[[ STUDY TEXT open ]]

- Theatrical release poster
- Directed by: Gérard Jugnot
- Written by: Gérard Jugnot Guy Laurent Thibault Vanhulle Romain Protat
- Produced by: Romain Rojtman
- Starring: Gérard Jugnot Isabelle Mergault Bernard Le Coq
- Cinematography: Pierric Gantelmi d'Ille
- Edited by: Claire Fieschi
- Music by: Khalil Chahine Gisèle Gérard-Tolini
- Production companies: Les Films du 24 Les Films du Premier
- Distributed by: UGC
- Release date: 12 April 2017;
- Running time: 95 minutes
- Country: France
- Language: French
- Box office: $2 million

= C'est beau la vie quand on y pense =

C'est beau la vie quand on y pense (lit. 'Life is beautiful, when you think of it') is a 2017 French film directed by Gérard Jugnot.

[[ STUDY TEXT closed ]]
[[ DATA RECORDS open ]]

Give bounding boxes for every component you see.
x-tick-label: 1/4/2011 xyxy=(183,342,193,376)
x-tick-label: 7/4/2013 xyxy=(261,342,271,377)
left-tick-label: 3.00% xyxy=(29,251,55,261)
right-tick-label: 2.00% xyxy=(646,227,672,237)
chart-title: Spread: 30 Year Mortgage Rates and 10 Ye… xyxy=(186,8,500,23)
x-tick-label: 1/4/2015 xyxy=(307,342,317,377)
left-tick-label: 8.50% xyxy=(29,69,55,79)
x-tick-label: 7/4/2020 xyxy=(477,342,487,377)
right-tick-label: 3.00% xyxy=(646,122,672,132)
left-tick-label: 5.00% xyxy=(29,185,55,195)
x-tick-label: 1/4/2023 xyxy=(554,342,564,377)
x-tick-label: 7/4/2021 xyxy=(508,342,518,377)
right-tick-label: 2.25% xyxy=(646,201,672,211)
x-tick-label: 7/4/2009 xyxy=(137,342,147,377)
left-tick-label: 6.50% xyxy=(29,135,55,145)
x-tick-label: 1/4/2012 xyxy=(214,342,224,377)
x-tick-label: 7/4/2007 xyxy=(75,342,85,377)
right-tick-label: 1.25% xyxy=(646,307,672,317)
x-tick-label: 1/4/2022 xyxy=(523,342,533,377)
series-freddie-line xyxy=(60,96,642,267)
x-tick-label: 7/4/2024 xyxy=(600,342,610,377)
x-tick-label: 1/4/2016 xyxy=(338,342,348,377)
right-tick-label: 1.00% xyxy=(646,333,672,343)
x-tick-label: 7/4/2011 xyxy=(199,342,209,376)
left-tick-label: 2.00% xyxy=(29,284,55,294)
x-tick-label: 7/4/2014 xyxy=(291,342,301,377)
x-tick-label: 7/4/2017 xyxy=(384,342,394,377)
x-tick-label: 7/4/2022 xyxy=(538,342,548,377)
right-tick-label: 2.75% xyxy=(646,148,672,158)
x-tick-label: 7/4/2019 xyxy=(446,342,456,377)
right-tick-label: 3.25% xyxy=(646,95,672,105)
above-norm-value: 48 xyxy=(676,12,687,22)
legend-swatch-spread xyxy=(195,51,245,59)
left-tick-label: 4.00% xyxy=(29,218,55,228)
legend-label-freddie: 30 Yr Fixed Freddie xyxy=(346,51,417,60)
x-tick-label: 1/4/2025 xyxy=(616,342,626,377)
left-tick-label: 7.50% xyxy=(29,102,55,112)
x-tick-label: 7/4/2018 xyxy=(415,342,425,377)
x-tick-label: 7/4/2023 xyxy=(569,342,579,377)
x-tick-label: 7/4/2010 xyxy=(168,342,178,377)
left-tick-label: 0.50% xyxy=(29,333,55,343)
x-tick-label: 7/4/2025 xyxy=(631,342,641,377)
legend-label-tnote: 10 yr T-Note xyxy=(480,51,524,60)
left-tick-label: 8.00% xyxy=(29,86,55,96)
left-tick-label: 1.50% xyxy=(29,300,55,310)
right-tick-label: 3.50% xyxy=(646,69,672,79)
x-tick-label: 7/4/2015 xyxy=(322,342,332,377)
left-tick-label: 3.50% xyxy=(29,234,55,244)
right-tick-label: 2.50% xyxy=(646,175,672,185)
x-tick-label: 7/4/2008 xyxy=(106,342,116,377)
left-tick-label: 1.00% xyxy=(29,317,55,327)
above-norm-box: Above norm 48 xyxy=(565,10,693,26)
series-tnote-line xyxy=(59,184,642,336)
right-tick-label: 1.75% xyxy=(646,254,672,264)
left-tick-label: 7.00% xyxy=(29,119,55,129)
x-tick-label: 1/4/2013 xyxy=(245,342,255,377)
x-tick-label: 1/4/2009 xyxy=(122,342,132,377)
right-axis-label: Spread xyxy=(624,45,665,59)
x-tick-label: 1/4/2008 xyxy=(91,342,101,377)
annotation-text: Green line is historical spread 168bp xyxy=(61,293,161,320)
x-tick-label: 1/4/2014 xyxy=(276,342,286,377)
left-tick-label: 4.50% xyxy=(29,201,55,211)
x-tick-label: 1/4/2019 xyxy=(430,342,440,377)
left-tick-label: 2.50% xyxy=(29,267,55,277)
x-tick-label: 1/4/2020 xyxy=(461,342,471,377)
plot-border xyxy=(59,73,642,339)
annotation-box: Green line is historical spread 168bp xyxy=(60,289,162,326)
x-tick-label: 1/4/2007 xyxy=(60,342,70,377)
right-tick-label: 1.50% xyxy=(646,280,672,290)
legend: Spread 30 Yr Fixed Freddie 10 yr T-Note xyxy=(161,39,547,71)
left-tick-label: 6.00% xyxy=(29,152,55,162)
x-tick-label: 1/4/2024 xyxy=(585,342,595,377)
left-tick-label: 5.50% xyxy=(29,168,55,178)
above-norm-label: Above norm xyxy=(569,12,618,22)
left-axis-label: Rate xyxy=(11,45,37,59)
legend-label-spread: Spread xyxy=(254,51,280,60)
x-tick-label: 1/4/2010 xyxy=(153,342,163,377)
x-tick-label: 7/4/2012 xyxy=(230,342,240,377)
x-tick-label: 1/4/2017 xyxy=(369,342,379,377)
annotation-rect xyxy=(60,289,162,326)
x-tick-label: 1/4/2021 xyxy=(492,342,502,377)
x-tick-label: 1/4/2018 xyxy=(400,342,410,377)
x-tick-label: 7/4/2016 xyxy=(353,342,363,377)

[[ DATA RECORDS closed ]]

• **ACTIVITY**
Decide whether each statement agrees with the film entry above, answering yes or no and quoting the words of the entry that decide it: (a) UGC distributed the film. (b) The film runs longer than two hours. (c) Isabelle Mergault directed the film.

• **RESPONSE**
(a) Yes: "Distributed by: UGC"
(b) No: "Running time: 95 minutes"
(c) No: "Directed by: Gérard Jugnot"